### What you have to do
Copy out every line exactly, passing over the pictures.

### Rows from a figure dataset
☆ ☆ ☆ ☆ ☆
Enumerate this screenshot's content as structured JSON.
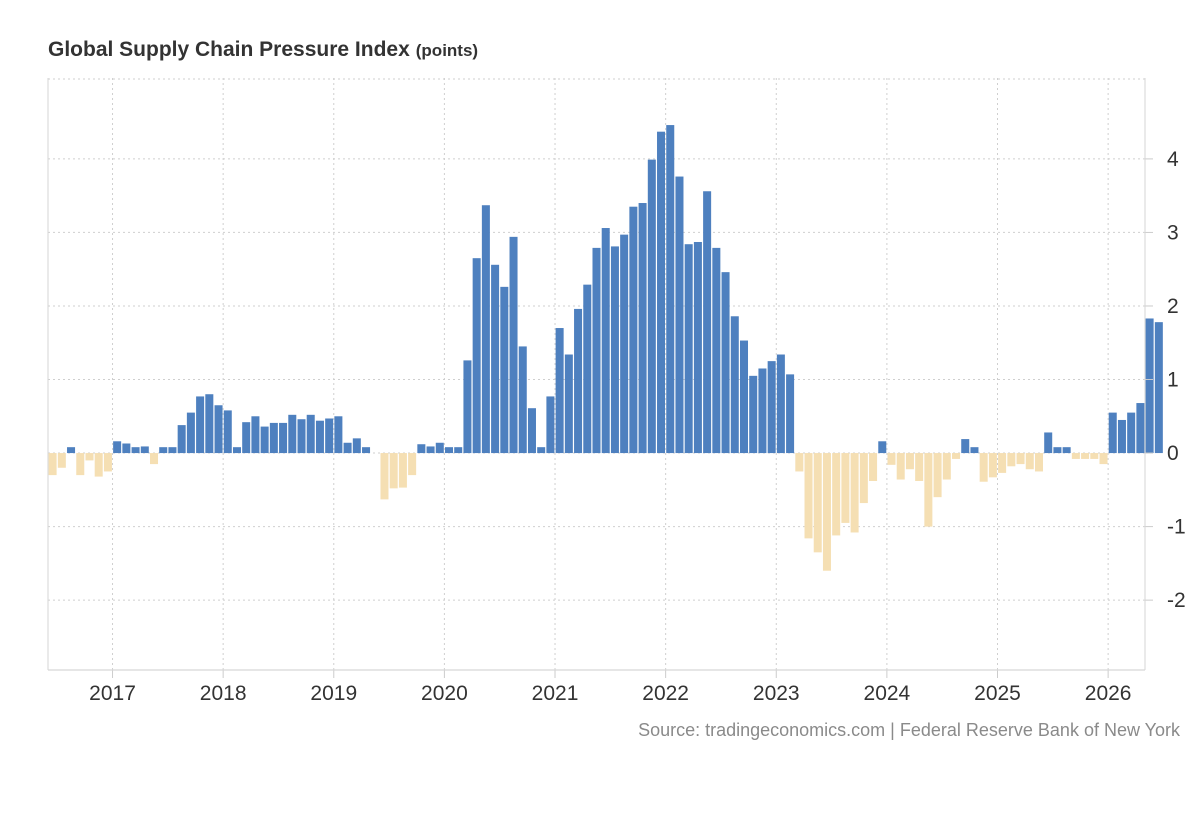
{
  "chart_data": {
    "type": "bar",
    "title": "Global Supply Chain Pressure Index",
    "unit": "(points)",
    "source": "Source: tradingeconomics.com | Federal Reserve Bank of New York",
    "x_start": "2016-06",
    "x_end": "2026-04",
    "ylim": [
      -2.95,
      5.1
    ],
    "y_ticks": [
      4,
      3,
      2,
      1,
      0,
      -1,
      -2
    ],
    "x_ticks": [
      "2017",
      "2018",
      "2019",
      "2020",
      "2021",
      "2022",
      "2023",
      "2024",
      "2025",
      "2026"
    ],
    "grid": true,
    "positive_color": "#4e80bf",
    "negative_color": "#f5dfb3",
    "values": [
      -0.3,
      -0.2,
      0.08,
      -0.3,
      -0.1,
      -0.32,
      -0.25,
      0.16,
      0.13,
      0.08,
      0.09,
      -0.15,
      0.08,
      0.08,
      0.38,
      0.55,
      0.77,
      0.8,
      0.65,
      0.58,
      0.08,
      0.42,
      0.5,
      0.36,
      0.41,
      0.41,
      0.52,
      0.46,
      0.52,
      0.44,
      0.47,
      0.5,
      0.14,
      0.2,
      0.08,
      0.0,
      -0.63,
      -0.48,
      -0.47,
      -0.3,
      0.12,
      0.09,
      0.14,
      0.08,
      0.08,
      1.26,
      2.65,
      3.37,
      2.56,
      2.26,
      2.94,
      1.45,
      0.61,
      0.08,
      0.77,
      1.7,
      1.34,
      1.96,
      2.29,
      2.79,
      3.06,
      2.81,
      2.97,
      3.35,
      3.4,
      3.99,
      4.37,
      4.46,
      3.76,
      2.84,
      2.87,
      3.56,
      2.79,
      2.46,
      1.86,
      1.53,
      1.05,
      1.15,
      1.25,
      1.34,
      1.07,
      -0.25,
      -1.16,
      -1.35,
      -1.6,
      -1.12,
      -0.95,
      -1.08,
      -0.68,
      -0.38,
      0.16,
      -0.16,
      -0.36,
      -0.22,
      -0.38,
      -1.0,
      -0.6,
      -0.36,
      -0.08,
      0.19,
      0.08,
      -0.39,
      -0.33,
      -0.27,
      -0.18,
      -0.15,
      -0.22,
      -0.25,
      0.28,
      0.08,
      0.08,
      -0.08,
      -0.08,
      -0.08,
      -0.15,
      0.55,
      0.45,
      0.55,
      0.68,
      1.83,
      1.78
    ]
  }
}
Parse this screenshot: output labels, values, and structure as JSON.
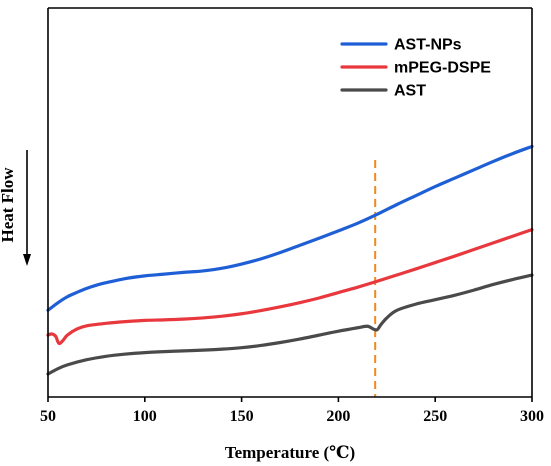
{
  "chart_data": {
    "type": "line",
    "title": "",
    "xlabel": "Temperature (℃)",
    "ylabel": "Heat Flow",
    "xlim": [
      50,
      300
    ],
    "ylim": [
      0,
      100
    ],
    "xticks": [
      50,
      100,
      150,
      200,
      250,
      300
    ],
    "xtick_labels": [
      "50",
      "100",
      "150",
      "200",
      "250",
      "300"
    ],
    "yticks_shown": false,
    "grid": false,
    "legend_position": "top-right",
    "ylabel_arrow": "down",
    "reference_line": {
      "x": 219,
      "style": "dashed",
      "color": "#f08a1c"
    },
    "series": [
      {
        "name": "AST-NPs",
        "color": "#1f5fd6",
        "x": [
          50,
          55,
          60,
          65,
          70,
          75,
          80,
          90,
          100,
          110,
          120,
          130,
          140,
          150,
          160,
          170,
          180,
          190,
          200,
          210,
          220,
          230,
          240,
          250,
          260,
          270,
          280,
          290,
          300
        ],
        "y": [
          25.9,
          28.9,
          31.4,
          33.2,
          34.8,
          36.1,
          37.1,
          38.8,
          39.9,
          40.6,
          41.3,
          41.9,
          43.0,
          44.7,
          46.8,
          49.4,
          52.3,
          55.2,
          58.2,
          61.3,
          64.9,
          68.8,
          72.5,
          76.2,
          79.6,
          83.0,
          86.4,
          89.6,
          92.5
        ]
      },
      {
        "name": "mPEG-DSPE",
        "color": "#e8383d",
        "x": [
          50,
          52,
          54,
          55,
          56,
          58,
          60,
          65,
          70,
          80,
          90,
          100,
          110,
          120,
          130,
          140,
          150,
          160,
          170,
          180,
          190,
          200,
          210,
          220,
          230,
          240,
          250,
          260,
          270,
          280,
          290,
          300
        ],
        "y": [
          15.8,
          16.3,
          15.3,
          13.3,
          12.4,
          13.9,
          15.8,
          18.3,
          19.6,
          20.6,
          21.3,
          21.8,
          22.0,
          22.3,
          22.8,
          23.5,
          24.5,
          25.8,
          27.3,
          29.0,
          30.9,
          33.1,
          35.3,
          37.7,
          40.2,
          42.7,
          45.3,
          47.9,
          50.6,
          53.3,
          56.0,
          58.7
        ]
      },
      {
        "name": "AST",
        "color": "#4a4a4a",
        "x": [
          50,
          55,
          60,
          70,
          80,
          90,
          100,
          110,
          120,
          130,
          140,
          150,
          160,
          170,
          180,
          190,
          200,
          210,
          215,
          218,
          220,
          222,
          225,
          230,
          240,
          250,
          260,
          270,
          280,
          290,
          300
        ],
        "y": [
          0.0,
          2.1,
          3.7,
          5.8,
          7.2,
          8.1,
          8.7,
          9.1,
          9.4,
          9.7,
          10.1,
          10.7,
          11.6,
          12.8,
          14.2,
          15.8,
          17.4,
          18.8,
          19.4,
          18.3,
          18.0,
          20.1,
          22.8,
          25.8,
          28.4,
          30.2,
          32.0,
          34.1,
          36.4,
          38.4,
          40.2
        ]
      }
    ]
  }
}
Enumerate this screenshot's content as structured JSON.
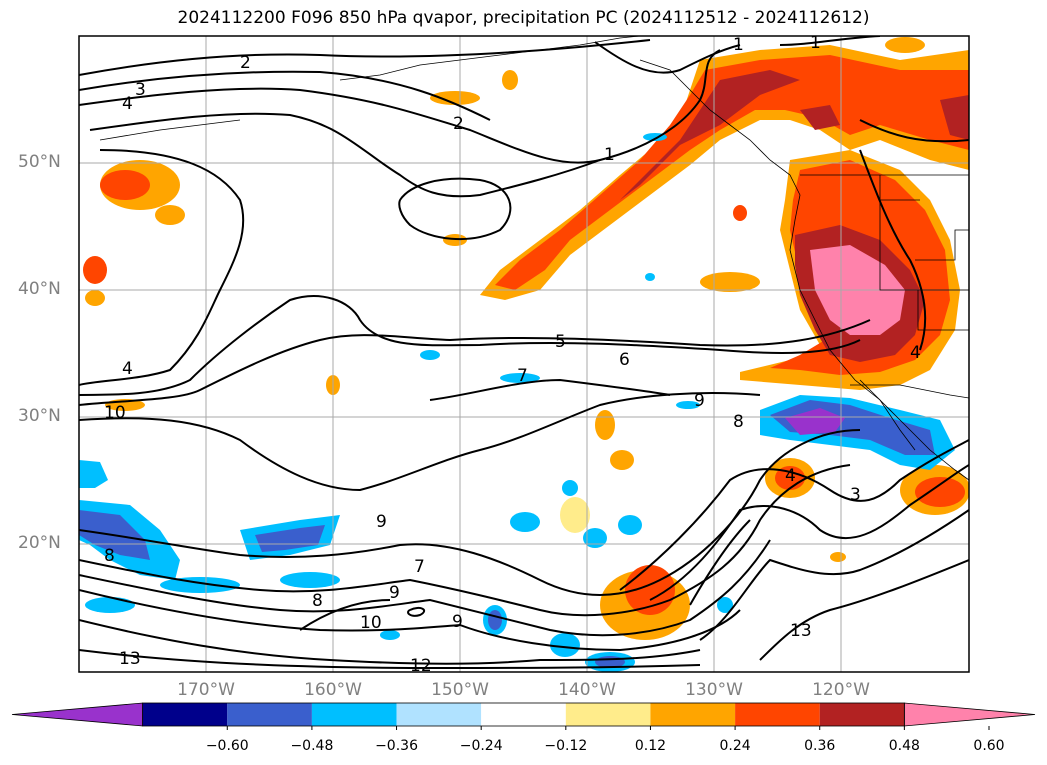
{
  "title": "2024112200 F096 850 hPa qvapor, precipitation PC (2024112512 - 2024112612)",
  "lon_labels": [
    "170°W",
    "160°W",
    "150°W",
    "140°W",
    "130°W",
    "120°W"
  ],
  "lat_labels": [
    "50°N",
    "40°N",
    "30°N",
    "20°N"
  ],
  "colorbar": {
    "labels": [
      "−0.60",
      "−0.48",
      "−0.36",
      "−0.24",
      "−0.12",
      "0.12",
      "0.24",
      "0.36",
      "0.48",
      "0.60"
    ],
    "colors": [
      "#9932cc",
      "#00008b",
      "#3a5fcd",
      "#00bfff",
      "#b0e2ff",
      "#ffffff",
      "#ffec8b",
      "#ffa500",
      "#ff4500",
      "#b22222",
      "#ff82ab"
    ]
  },
  "contour_labels": [
    "1",
    "1",
    "1",
    "2",
    "2",
    "3",
    "4",
    "4",
    "5",
    "6",
    "7",
    "7",
    "8",
    "8",
    "8",
    "9",
    "9",
    "9",
    "9",
    "10",
    "10",
    "12",
    "13",
    "13",
    "4",
    "4",
    "3"
  ]
}
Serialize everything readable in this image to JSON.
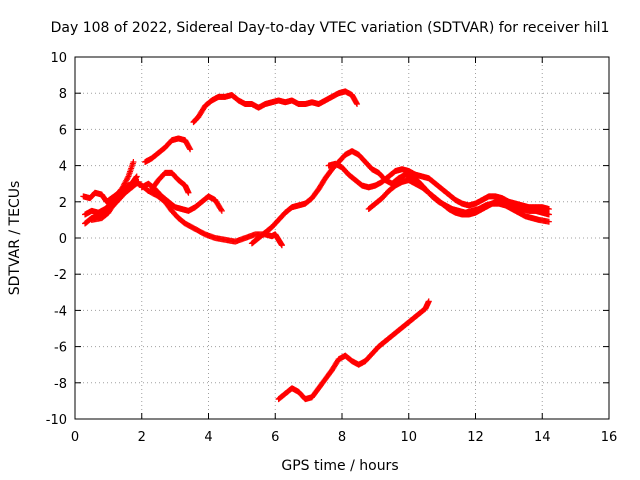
☆ ☆ ☆ ☆ ☆
### The answer
Enumerate this screenshot's content as structured JSON.
{
  "chart_data": {
    "type": "bar",
    "title": "Global Supply Chain Pressure Index",
    "unit": "(points)",
    "source": "Source: tradingeconomics.com | Federal Reserve Bank of New York",
    "x_start": "2016-06",
    "x_end": "2026-04",
    "ylim": [
      -2.95,
      5.1
    ],
    "y_ticks": [
      4,
      3,
      2,
      1,
      0,
      -1,
      -2
    ],
    "x_ticks": [
      "2017",
      "2018",
      "2019",
      "2020",
      "2021",
      "2022",
      "2023",
      "2024",
      "2025",
      "2026"
    ],
    "grid": true,
    "positive_color": "#4e80bf",
    "negative_color": "#f5dfb3",
    "values": [
      -0.3,
      -0.2,
      0.08,
      -0.3,
      -0.1,
      -0.32,
      -0.25,
      0.16,
      0.13,
      0.08,
      0.09,
      -0.15,
      0.08,
      0.08,
      0.38,
      0.55,
      0.77,
      0.8,
      0.65,
      0.58,
      0.08,
      0.42,
      0.5,
      0.36,
      0.41,
      0.41,
      0.52,
      0.46,
      0.52,
      0.44,
      0.47,
      0.5,
      0.14,
      0.2,
      0.08,
      0.0,
      -0.63,
      -0.48,
      -0.47,
      -0.3,
      0.12,
      0.09,
      0.14,
      0.08,
      0.08,
      1.26,
      2.65,
      3.37,
      2.56,
      2.26,
      2.94,
      1.45,
      0.61,
      0.08,
      0.77,
      1.7,
      1.34,
      1.96,
      2.29,
      2.79,
      3.06,
      2.81,
      2.97,
      3.35,
      3.4,
      3.99,
      4.37,
      4.46,
      3.76,
      2.84,
      2.87,
      3.56,
      2.79,
      2.46,
      1.86,
      1.53,
      1.05,
      1.15,
      1.25,
      1.34,
      1.07,
      -0.25,
      -1.16,
      -1.35,
      -1.6,
      -1.12,
      -0.95,
      -1.08,
      -0.68,
      -0.38,
      0.16,
      -0.16,
      -0.36,
      -0.22,
      -0.38,
      -1.0,
      -0.6,
      -0.36,
      -0.08,
      0.19,
      0.08,
      -0.39,
      -0.33,
      -0.27,
      -0.18,
      -0.15,
      -0.22,
      -0.25,
      0.28,
      0.08,
      0.08,
      -0.08,
      -0.08,
      -0.08,
      -0.15,
      0.55,
      0.45,
      0.55,
      0.68,
      1.83,
      1.78
    ]
  }
}
Parse this screenshot: output labels, values, and structure as JSON.
{
  "chart_data": {
    "type": "line",
    "title": "",
    "xlabel": "Temperature (℃)",
    "ylabel": "Heat Flow",
    "xlim": [
      50,
      300
    ],
    "ylim": [
      0,
      100
    ],
    "xticks": [
      50,
      100,
      150,
      200,
      250,
      300
    ],
    "xtick_labels": [
      "50",
      "100",
      "150",
      "200",
      "250",
      "300"
    ],
    "yticks_shown": false,
    "grid": false,
    "legend_position": "top-right",
    "ylabel_arrow": "down",
    "reference_line": {
      "x": 219,
      "style": "dashed",
      "color": "#f08a1c"
    },
    "series": [
      {
        "name": "AST-NPs",
        "color": "#1f5fd6",
        "x": [
          50,
          55,
          60,
          65,
          70,
          75,
          80,
          90,
          100,
          110,
          120,
          130,
          140,
          150,
          160,
          170,
          180,
          190,
          200,
          210,
          220,
          230,
          240,
          250,
          260,
          270,
          280,
          290,
          300
        ],
        "y": [
          25.9,
          28.9,
          31.4,
          33.2,
          34.8,
          36.1,
          37.1,
          38.8,
          39.9,
          40.6,
          41.3,
          41.9,
          43.0,
          44.7,
          46.8,
          49.4,
          52.3,
          55.2,
          58.2,
          61.3,
          64.9,
          68.8,
          72.5,
          76.2,
          79.6,
          83.0,
          86.4,
          89.6,
          92.5
        ]
      },
      {
        "name": "mPEG-DSPE",
        "color": "#e8383d",
        "x": [
          50,
          52,
          54,
          55,
          56,
          58,
          60,
          65,
          70,
          80,
          90,
          100,
          110,
          120,
          130,
          140,
          150,
          160,
          170,
          180,
          190,
          200,
          210,
          220,
          230,
          240,
          250,
          260,
          270,
          280,
          290,
          300
        ],
        "y": [
          15.8,
          16.3,
          15.3,
          13.3,
          12.4,
          13.9,
          15.8,
          18.3,
          19.6,
          20.6,
          21.3,
          21.8,
          22.0,
          22.3,
          22.8,
          23.5,
          24.5,
          25.8,
          27.3,
          29.0,
          30.9,
          33.1,
          35.3,
          37.7,
          40.2,
          42.7,
          45.3,
          47.9,
          50.6,
          53.3,
          56.0,
          58.7
        ]
      },
      {
        "name": "AST",
        "color": "#4a4a4a",
        "x": [
          50,
          55,
          60,
          70,
          80,
          90,
          100,
          110,
          120,
          130,
          140,
          150,
          160,
          170,
          180,
          190,
          200,
          210,
          215,
          218,
          220,
          222,
          225,
          230,
          240,
          250,
          260,
          270,
          280,
          290,
          300
        ],
        "y": [
          0.0,
          2.1,
          3.7,
          5.8,
          7.2,
          8.1,
          8.7,
          9.1,
          9.4,
          9.7,
          10.1,
          10.7,
          11.6,
          12.8,
          14.2,
          15.8,
          17.4,
          18.8,
          19.4,
          18.3,
          18.0,
          20.1,
          22.8,
          25.8,
          28.4,
          30.2,
          32.0,
          34.1,
          36.4,
          38.4,
          40.2
        ]
      }
    ]
  }
}
Enumerate this screenshot's content as structured JSON.
{
  "title": "2024112200 F096 850 hPa qvapor, precipitation PC (2024112512 - 2024112612)",
  "lon_labels": [
    "170°W",
    "160°W",
    "150°W",
    "140°W",
    "130°W",
    "120°W"
  ],
  "lat_labels": [
    "50°N",
    "40°N",
    "30°N",
    "20°N"
  ],
  "colorbar": {
    "labels": [
      "−0.60",
      "−0.48",
      "−0.36",
      "−0.24",
      "−0.12",
      "0.12",
      "0.24",
      "0.36",
      "0.48",
      "0.60"
    ],
    "colors": [
      "#9932cc",
      "#00008b",
      "#3a5fcd",
      "#00bfff",
      "#b0e2ff",
      "#ffffff",
      "#ffec8b",
      "#ffa500",
      "#ff4500",
      "#b22222",
      "#ff82ab"
    ]
  },
  "contour_labels": [
    "1",
    "1",
    "1",
    "2",
    "2",
    "3",
    "4",
    "4",
    "5",
    "6",
    "7",
    "7",
    "8",
    "8",
    "8",
    "9",
    "9",
    "9",
    "9",
    "10",
    "10",
    "12",
    "13",
    "13",
    "4",
    "4",
    "3"
  ]
}
Serialize everything readable in this image to JSON.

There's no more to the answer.